REQUIREMENTS
Word for word, quote all of the material, omitting the pictures.

[Dataset rows]
"""

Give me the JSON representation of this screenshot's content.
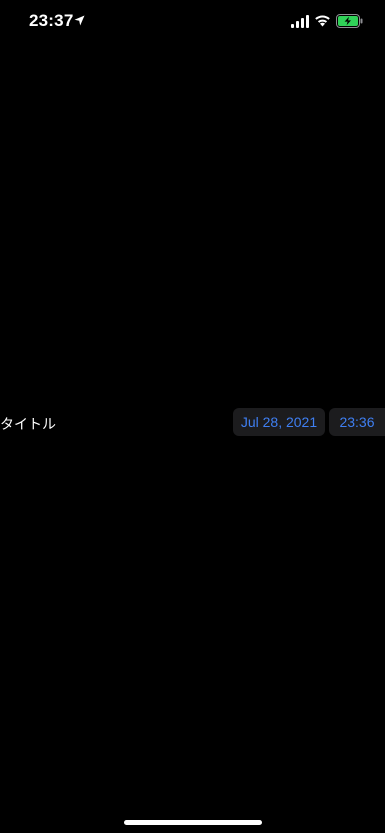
{
  "status_bar": {
    "time": "23:37",
    "location_icon": "location-arrow-icon",
    "signal_icon": "cellular-signal-icon",
    "wifi_icon": "wifi-icon",
    "battery_icon": "battery-charging-icon",
    "battery_color": "#30d158"
  },
  "picker_row": {
    "title": "タイトル",
    "date_value": "Jul 28, 2021",
    "time_value": "23:36"
  },
  "colors": {
    "background": "#000000",
    "accent": "#3f7ff2",
    "button_background": "#1c1c1e"
  }
}
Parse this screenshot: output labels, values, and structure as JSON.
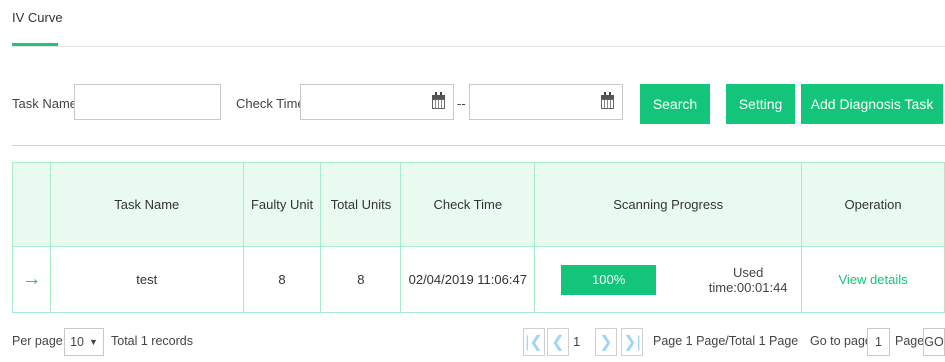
{
  "tabs": {
    "active": "IV Curve"
  },
  "filters": {
    "task_name_label": "Task Name",
    "task_name_value": "",
    "check_time_label": "Check Time",
    "date_from": "",
    "date_separator": "--",
    "date_to": ""
  },
  "buttons": {
    "search": "Search",
    "setting": "Setting",
    "add_task": "Add Diagnosis Task"
  },
  "table": {
    "headers": [
      "",
      "Task Name",
      "Faulty Unit",
      "Total Units",
      "Check Time",
      "Scanning Progress",
      "Operation"
    ],
    "rows": [
      {
        "task_name": "test",
        "faulty_unit": "8",
        "total_units": "8",
        "check_time": "02/04/2019 11:06:47",
        "progress_label": "100%",
        "progress": 1.0,
        "used_time": "Used time:00:01:44",
        "operation": "View details"
      }
    ]
  },
  "pagination": {
    "per_page_label": "Per page:",
    "per_page_value": "10",
    "total": "Total 1 records",
    "current_page": "1",
    "summary": "Page 1 Page/Total 1 Page",
    "goto_label": "Go to page",
    "goto_value": "1",
    "page_label": "Page",
    "go_button": "GO"
  },
  "colors": {
    "accent": "#13c57a",
    "header_bg": "#e9fbf1",
    "border": "#a8ecc9",
    "faulty": "#e0382c",
    "pager_icon": "#9fd5f5"
  }
}
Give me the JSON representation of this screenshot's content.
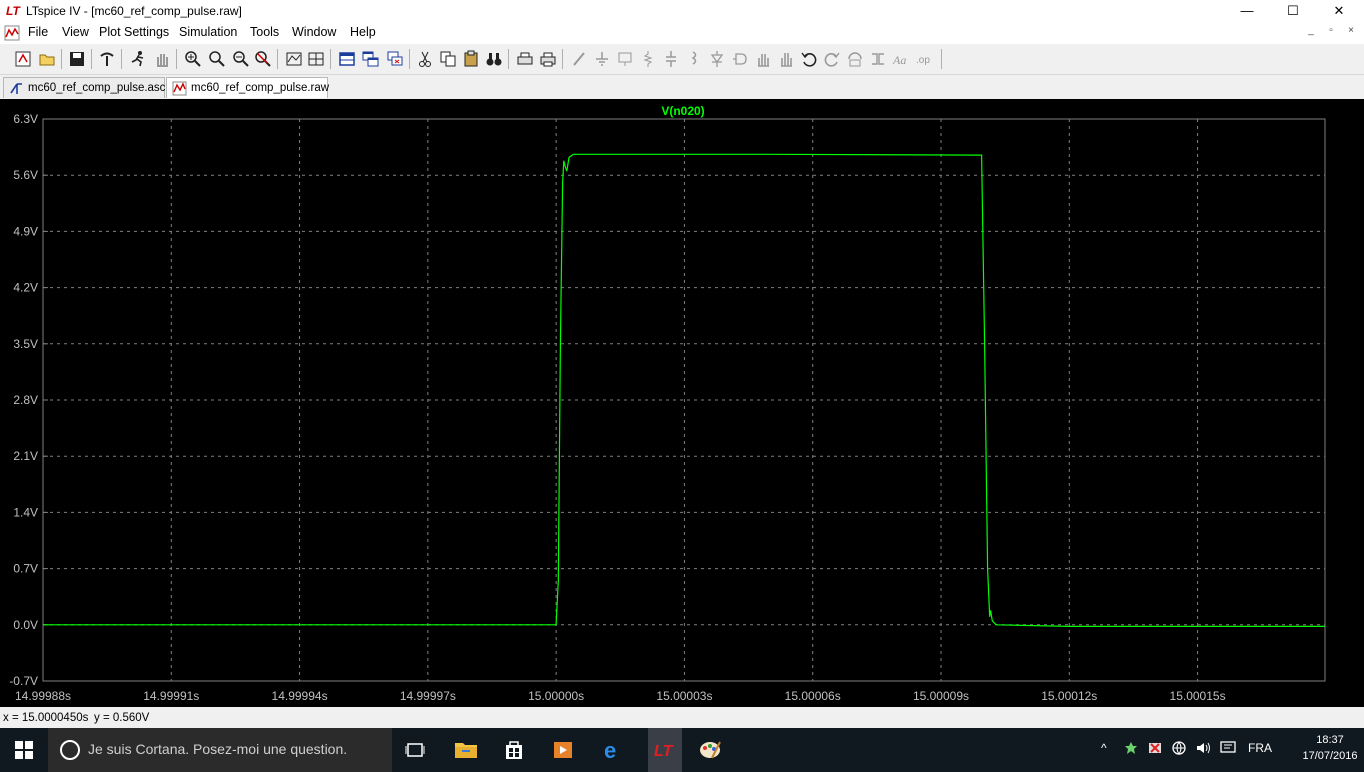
{
  "window": {
    "title": "LTspice IV - [mc60_ref_comp_pulse.raw]",
    "minimize": "—",
    "maximize": "☐",
    "close": "✕"
  },
  "menu": {
    "items": [
      "File",
      "View",
      "Plot Settings",
      "Simulation",
      "Tools",
      "Window",
      "Help"
    ],
    "mdi_minimize": "_",
    "mdi_restore": "▫",
    "mdi_close": "×"
  },
  "toolbar": {
    "icons": [
      "new-schematic-icon",
      "open-icon",
      "save-icon",
      "control-panel-icon",
      "run-icon",
      "halt-icon",
      "zoom-in-icon",
      "zoom-area-icon",
      "zoom-out-icon",
      "zoom-cancel-icon",
      "autorange-icon",
      "tile-vertical-icon",
      "cascade-icon",
      "tile-horizontal-icon",
      "cut-icon",
      "copy-icon",
      "paste-icon",
      "find-icon",
      "print-setup-icon",
      "print-icon",
      "wire-icon",
      "ground-icon",
      "label-icon",
      "resistor-icon",
      "capacitor-icon",
      "inductor-icon",
      "diode-icon",
      "component-icon",
      "move-icon",
      "drag-icon",
      "undo-icon",
      "redo-icon",
      "rotate-icon",
      "mirror-icon",
      "text-icon",
      "spice-directive-icon"
    ]
  },
  "tabs": [
    {
      "label": "mc60_ref_comp_pulse.asc",
      "icon": "schematic-tab-icon",
      "active": false
    },
    {
      "label": "mc60_ref_comp_pulse.raw",
      "icon": "waveform-tab-icon",
      "active": true
    }
  ],
  "colors": {
    "plot_bg": "#000000",
    "trace": "#00ff00",
    "grid": "#808080",
    "axis_text": "#c0c0c0",
    "trace_label": "#00ff00"
  },
  "chart_data": {
    "type": "line",
    "title": "",
    "series": [
      {
        "name": "V(n020)",
        "x": [
          14.99988,
          15.0,
          15.0000005,
          15.000001,
          15.0000015,
          15.0000018,
          15.000002,
          15.0000025,
          15.000003,
          15.000004,
          15.00005,
          15.0000995,
          15.0001002,
          15.0001009,
          15.0001014,
          15.0001016,
          15.000102,
          15.0001025,
          15.000103,
          15.00012,
          15.0001798
        ],
        "y": [
          0.0,
          0.0,
          0.55,
          3.5,
          5.5,
          5.78,
          5.73,
          5.65,
          5.82,
          5.86,
          5.86,
          5.85,
          3.5,
          0.7,
          0.1,
          0.18,
          0.05,
          0.02,
          0.0,
          -0.02,
          -0.02
        ]
      }
    ],
    "trace_label": "V(n020)",
    "yticks": [
      "6.3V",
      "5.6V",
      "4.9V",
      "4.2V",
      "3.5V",
      "2.8V",
      "2.1V",
      "1.4V",
      "0.7V",
      "0.0V",
      "-0.7V"
    ],
    "xticks": [
      "14.99988s",
      "14.99991s",
      "14.99994s",
      "14.99997s",
      "15.00000s",
      "15.00003s",
      "15.00006s",
      "15.00009s",
      "15.00012s",
      "15.00015s"
    ],
    "xlim": [
      14.99988,
      15.0001798
    ],
    "ylim": [
      -0.7,
      6.3
    ],
    "grid": true
  },
  "status": {
    "x_readout": "x = 15.0000450s",
    "y_readout": "y = 0.560V"
  },
  "taskbar": {
    "search_placeholder": "Je suis Cortana. Posez-moi une question.",
    "apps": [
      "task-view-icon",
      "file-explorer-icon",
      "store-icon",
      "media-player-icon",
      "edge-icon",
      "ltspice-icon",
      "paint-icon"
    ],
    "tray_lang": "FRA",
    "time": "18:37",
    "date": "17/07/2016"
  }
}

"""

TASK RESULT
Give me the JSON representation of this screenshot's content.
{
  "status_bar": {
    "time": "23:37",
    "location_icon": "location-arrow-icon",
    "signal_icon": "cellular-signal-icon",
    "wifi_icon": "wifi-icon",
    "battery_icon": "battery-charging-icon",
    "battery_color": "#30d158"
  },
  "picker_row": {
    "title": "タイトル",
    "date_value": "Jul 28, 2021",
    "time_value": "23:36"
  },
  "colors": {
    "background": "#000000",
    "accent": "#3f7ff2",
    "button_background": "#1c1c1e"
  }
}
Parse this screenshot: output labels, values, and structure as JSON.
{
  "tabs": {
    "active": "IV Curve"
  },
  "filters": {
    "task_name_label": "Task Name",
    "task_name_value": "",
    "check_time_label": "Check Time",
    "date_from": "",
    "date_separator": "--",
    "date_to": ""
  },
  "buttons": {
    "search": "Search",
    "setting": "Setting",
    "add_task": "Add Diagnosis Task"
  },
  "table": {
    "headers": [
      "",
      "Task Name",
      "Faulty Unit",
      "Total Units",
      "Check Time",
      "Scanning Progress",
      "Operation"
    ],
    "rows": [
      {
        "task_name": "test",
        "faulty_unit": "8",
        "total_units": "8",
        "check_time": "02/04/2019 11:06:47",
        "progress_label": "100%",
        "progress": 1.0,
        "used_time": "Used time:00:01:44",
        "operation": "View details"
      }
    ]
  },
  "pagination": {
    "per_page_label": "Per page:",
    "per_page_value": "10",
    "total": "Total 1 records",
    "current_page": "1",
    "summary": "Page 1 Page/Total 1 Page",
    "goto_label": "Go to page",
    "goto_value": "1",
    "page_label": "Page",
    "go_button": "GO"
  },
  "colors": {
    "accent": "#13c57a",
    "header_bg": "#e9fbf1",
    "border": "#a8ecc9",
    "faulty": "#e0382c",
    "pager_icon": "#9fd5f5"
  }
}
Give me the JSON representation of this screenshot's content.
{
  "window": {
    "title": "LTspice IV - [mc60_ref_comp_pulse.raw]",
    "minimize": "—",
    "maximize": "☐",
    "close": "✕"
  },
  "menu": {
    "items": [
      "File",
      "View",
      "Plot Settings",
      "Simulation",
      "Tools",
      "Window",
      "Help"
    ],
    "mdi_minimize": "_",
    "mdi_restore": "▫",
    "mdi_close": "×"
  },
  "toolbar": {
    "icons": [
      "new-schematic-icon",
      "open-icon",
      "save-icon",
      "control-panel-icon",
      "run-icon",
      "halt-icon",
      "zoom-in-icon",
      "zoom-area-icon",
      "zoom-out-icon",
      "zoom-cancel-icon",
      "autorange-icon",
      "tile-vertical-icon",
      "cascade-icon",
      "tile-horizontal-icon",
      "cut-icon",
      "copy-icon",
      "paste-icon",
      "find-icon",
      "print-setup-icon",
      "print-icon",
      "wire-icon",
      "ground-icon",
      "label-icon",
      "resistor-icon",
      "capacitor-icon",
      "inductor-icon",
      "diode-icon",
      "component-icon",
      "move-icon",
      "drag-icon",
      "undo-icon",
      "redo-icon",
      "rotate-icon",
      "mirror-icon",
      "text-icon",
      "spice-directive-icon"
    ]
  },
  "tabs": [
    {
      "label": "mc60_ref_comp_pulse.asc",
      "icon": "schematic-tab-icon",
      "active": false
    },
    {
      "label": "mc60_ref_comp_pulse.raw",
      "icon": "waveform-tab-icon",
      "active": true
    }
  ],
  "colors": {
    "plot_bg": "#000000",
    "trace": "#00ff00",
    "grid": "#808080",
    "axis_text": "#c0c0c0",
    "trace_label": "#00ff00"
  },
  "chart_data": {
    "type": "line",
    "title": "",
    "series": [
      {
        "name": "V(n020)",
        "x": [
          14.99988,
          15.0,
          15.0000005,
          15.000001,
          15.0000015,
          15.0000018,
          15.000002,
          15.0000025,
          15.000003,
          15.000004,
          15.00005,
          15.0000995,
          15.0001002,
          15.0001009,
          15.0001014,
          15.0001016,
          15.000102,
          15.0001025,
          15.000103,
          15.00012,
          15.0001798
        ],
        "y": [
          0.0,
          0.0,
          0.55,
          3.5,
          5.5,
          5.78,
          5.73,
          5.65,
          5.82,
          5.86,
          5.86,
          5.85,
          3.5,
          0.7,
          0.1,
          0.18,
          0.05,
          0.02,
          0.0,
          -0.02,
          -0.02
        ]
      }
    ],
    "trace_label": "V(n020)",
    "yticks": [
      "6.3V",
      "5.6V",
      "4.9V",
      "4.2V",
      "3.5V",
      "2.8V",
      "2.1V",
      "1.4V",
      "0.7V",
      "0.0V",
      "-0.7V"
    ],
    "xticks": [
      "14.99988s",
      "14.99991s",
      "14.99994s",
      "14.99997s",
      "15.00000s",
      "15.00003s",
      "15.00006s",
      "15.00009s",
      "15.00012s",
      "15.00015s"
    ],
    "xlim": [
      14.99988,
      15.0001798
    ],
    "ylim": [
      -0.7,
      6.3
    ],
    "grid": true
  },
  "status": {
    "x_readout": "x = 15.0000450s",
    "y_readout": "y = 0.560V"
  },
  "taskbar": {
    "search_placeholder": "Je suis Cortana. Posez-moi une question.",
    "apps": [
      "task-view-icon",
      "file-explorer-icon",
      "store-icon",
      "media-player-icon",
      "edge-icon",
      "ltspice-icon",
      "paint-icon"
    ],
    "tray_lang": "FRA",
    "time": "18:37",
    "date": "17/07/2016"
  }
}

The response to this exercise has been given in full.